» **To be done**:
1. According to the passage on iterative image searching, where do the results of the second search appear?
2. Extend the passage on iterative image searching, picking up after its final sentence.

* begin Selected passage *

Clearly, there is a more general application as a tool for helping people find interesting content. Like FIG. 5b, this could sit as a side-bar in the web browser, and as the user views a page, the side-bar would update with images similar to the ones on the page. Another application is as a tool to assist designers in finding images (photos, icons, drawings, etc.) that have appropriate colors, patterns or shapes for use in marketing material, web site design and other design elements.

FIG. 6 illustrates a way of allowing the user to navigate a search space iteratively, providing the user with a sense of context, their location within the search space, and also providing them far more fine-grained control over where they go in the search space.

This method can be applied to searching for content of all kinds, but in this example we will focus on image-searching. The user starts by entering a query (S200), which could be specified as a keyword query or by pointing to an image (e.g., by uploading it from a phone or by clicking on an image on a web page).

As shown in FIG. 7a, the user is shown images that meet their search criteria (S202) (e.g., by being similar to the query image). The search may be conducted using any known technique including those detailed above in relation to a composite query. The user may then review the search results to see whether or not one of the image from the search results matches their expectations (S204). If the correct image is shown, the user can click on it to see it in its original context (for example, the page on which it was hosted and from which the item pictured can be purchased) and the system can output more details as required (S206). However, if the correct image has not been found, the user has a number of choices.

First, the user can initiate a new search from one or a combination of the search results (S208). This could be achieved simply by selecting one of the displayed images and initiating a new search. The selected image may be very close to what a user is seeking or alternatively, may just be a step closer to what they are looking for than anything else. In this last case, the user is embarking on an evolutionary-style process of manual artificial-selection. In other words, they are perhaps searching for a blue dress of a particular shade of dark blue, and the system has shown a lot of dresses in various colors. Accordingly, they select the one that is pale blue because it is, at least, blue. The next set of search results contains a lot of blue dresses, including some that are darker blue, so the user selects one of these darker blue images. The next set of images are all dark blue dresses, and the user can keep following this process until they have narrowed in on the precise item they are searching for.

A combination of features from different images within the search results may also be selected. For example as shown in FIG. 7b, the user has selected the color of the first image, all features (color, pattern and type of object) in the third image and the pattern from the fourth image. A new search is run on this combination and the results of the second search are shown on the user interface (S210). A key difference to a standard set of search results is that the results of the second search are shown on the same user interface as the original search results (in this case below).

* end Selected passage *
* begin Extracted material *

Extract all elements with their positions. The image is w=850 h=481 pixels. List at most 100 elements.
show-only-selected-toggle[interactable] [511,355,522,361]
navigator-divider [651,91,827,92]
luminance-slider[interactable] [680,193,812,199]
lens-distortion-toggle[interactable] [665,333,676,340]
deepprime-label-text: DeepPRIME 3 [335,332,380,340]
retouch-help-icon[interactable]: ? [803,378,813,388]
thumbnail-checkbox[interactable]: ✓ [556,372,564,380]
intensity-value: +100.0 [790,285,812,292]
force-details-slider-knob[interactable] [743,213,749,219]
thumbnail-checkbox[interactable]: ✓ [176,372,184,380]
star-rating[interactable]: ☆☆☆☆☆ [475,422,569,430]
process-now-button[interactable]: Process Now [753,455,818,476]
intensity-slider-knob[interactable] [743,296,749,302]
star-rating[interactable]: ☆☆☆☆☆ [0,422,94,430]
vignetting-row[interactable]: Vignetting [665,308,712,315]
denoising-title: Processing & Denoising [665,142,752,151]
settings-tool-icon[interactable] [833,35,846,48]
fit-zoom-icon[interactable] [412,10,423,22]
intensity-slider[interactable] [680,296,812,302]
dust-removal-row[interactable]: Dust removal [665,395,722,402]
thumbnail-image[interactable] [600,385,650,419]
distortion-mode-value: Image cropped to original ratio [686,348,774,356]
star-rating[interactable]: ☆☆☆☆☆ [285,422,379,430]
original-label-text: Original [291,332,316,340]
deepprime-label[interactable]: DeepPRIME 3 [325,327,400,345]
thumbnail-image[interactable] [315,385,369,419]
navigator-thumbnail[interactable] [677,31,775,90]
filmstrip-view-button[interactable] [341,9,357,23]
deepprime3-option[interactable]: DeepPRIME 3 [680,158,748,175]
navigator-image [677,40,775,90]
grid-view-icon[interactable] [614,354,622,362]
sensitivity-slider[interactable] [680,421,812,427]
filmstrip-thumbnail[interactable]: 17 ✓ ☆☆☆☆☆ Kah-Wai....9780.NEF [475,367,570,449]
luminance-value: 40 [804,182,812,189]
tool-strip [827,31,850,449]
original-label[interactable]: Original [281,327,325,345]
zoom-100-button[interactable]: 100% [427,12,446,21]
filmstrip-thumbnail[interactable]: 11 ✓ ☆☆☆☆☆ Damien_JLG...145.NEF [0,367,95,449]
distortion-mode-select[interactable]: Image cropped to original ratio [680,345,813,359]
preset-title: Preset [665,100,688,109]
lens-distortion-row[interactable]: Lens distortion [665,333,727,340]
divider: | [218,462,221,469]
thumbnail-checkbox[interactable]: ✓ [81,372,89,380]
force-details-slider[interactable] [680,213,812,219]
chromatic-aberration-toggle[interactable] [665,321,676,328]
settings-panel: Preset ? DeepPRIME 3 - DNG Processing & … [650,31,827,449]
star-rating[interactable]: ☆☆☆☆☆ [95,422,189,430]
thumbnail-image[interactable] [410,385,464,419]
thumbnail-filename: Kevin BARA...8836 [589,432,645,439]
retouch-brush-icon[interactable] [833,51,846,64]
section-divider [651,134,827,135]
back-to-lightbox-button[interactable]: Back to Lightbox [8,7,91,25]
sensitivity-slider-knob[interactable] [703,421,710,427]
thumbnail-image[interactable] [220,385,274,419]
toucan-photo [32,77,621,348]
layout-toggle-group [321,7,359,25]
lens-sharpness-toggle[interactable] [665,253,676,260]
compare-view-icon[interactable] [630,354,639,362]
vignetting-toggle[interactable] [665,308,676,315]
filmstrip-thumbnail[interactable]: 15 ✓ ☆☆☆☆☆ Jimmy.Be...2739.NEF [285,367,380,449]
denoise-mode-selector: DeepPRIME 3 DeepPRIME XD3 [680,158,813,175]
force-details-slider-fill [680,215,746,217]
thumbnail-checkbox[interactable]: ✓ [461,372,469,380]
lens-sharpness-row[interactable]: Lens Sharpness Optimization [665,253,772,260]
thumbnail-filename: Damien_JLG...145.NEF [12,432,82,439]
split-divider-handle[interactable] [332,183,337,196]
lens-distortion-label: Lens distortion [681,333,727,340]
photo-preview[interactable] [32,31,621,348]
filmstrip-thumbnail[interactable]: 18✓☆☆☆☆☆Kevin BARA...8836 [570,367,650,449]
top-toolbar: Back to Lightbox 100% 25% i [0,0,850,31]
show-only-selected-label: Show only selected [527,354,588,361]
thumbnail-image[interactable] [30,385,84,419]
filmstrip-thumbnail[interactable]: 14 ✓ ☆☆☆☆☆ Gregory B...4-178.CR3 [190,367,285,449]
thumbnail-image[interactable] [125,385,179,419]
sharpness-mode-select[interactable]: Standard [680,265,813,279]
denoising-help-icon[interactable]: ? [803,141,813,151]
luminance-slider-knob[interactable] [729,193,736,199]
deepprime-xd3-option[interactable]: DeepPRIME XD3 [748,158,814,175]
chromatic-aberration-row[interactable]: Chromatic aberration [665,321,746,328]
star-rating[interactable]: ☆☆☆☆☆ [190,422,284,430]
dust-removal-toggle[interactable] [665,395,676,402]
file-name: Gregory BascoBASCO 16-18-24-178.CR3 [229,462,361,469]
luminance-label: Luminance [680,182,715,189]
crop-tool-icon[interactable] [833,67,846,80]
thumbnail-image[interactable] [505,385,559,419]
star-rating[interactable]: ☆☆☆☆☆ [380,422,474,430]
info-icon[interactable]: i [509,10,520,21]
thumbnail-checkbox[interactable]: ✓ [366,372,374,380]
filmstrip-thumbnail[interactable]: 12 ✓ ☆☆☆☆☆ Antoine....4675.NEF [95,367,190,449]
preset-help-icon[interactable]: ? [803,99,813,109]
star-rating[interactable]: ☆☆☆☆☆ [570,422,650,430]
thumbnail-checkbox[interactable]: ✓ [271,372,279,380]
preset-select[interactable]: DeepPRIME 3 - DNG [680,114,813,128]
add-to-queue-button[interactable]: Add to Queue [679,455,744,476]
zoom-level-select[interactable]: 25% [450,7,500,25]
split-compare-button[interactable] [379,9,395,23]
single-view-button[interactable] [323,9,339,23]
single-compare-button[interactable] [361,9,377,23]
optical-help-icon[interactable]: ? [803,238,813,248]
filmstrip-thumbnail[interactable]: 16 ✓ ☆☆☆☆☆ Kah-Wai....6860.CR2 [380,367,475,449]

* end Extracted material *

» **The answers**:
1. On the same user interface as the original search results, below them.

2.
The method then loops back to step S204 to determine whether or not the correct image is shown. As before, if one of the search results is suitable, the search is terminated. However, if the search results are not what is desired, the user can run another search.

The user can then select a single feature or a combination of features from one or more images in the second set of results and run a new search. For example, the user can select the pattern from the fifth image and the results of this search are shown in FIG. 7c. Again the results for the third search are shown with the results from the first and second searches. In this case, the search has returned a variety of different images all having stripes as the predominant pattern.

Such a presentation of results allows the user to follow an iterative search mechanism. For example, after following a thread towards stripes, perhaps the user realizes that the he is only interested in striped shirts. The user interface of FIG. 7c gives quick and easy access to the search results for the previous queries. So the user can point at one of the current cohort of images and say “this color” and can then point back to an earlier query and say “this pattern” or “this style”, creating a new combined query which is effectively illuminating a more focused path through the search space of images.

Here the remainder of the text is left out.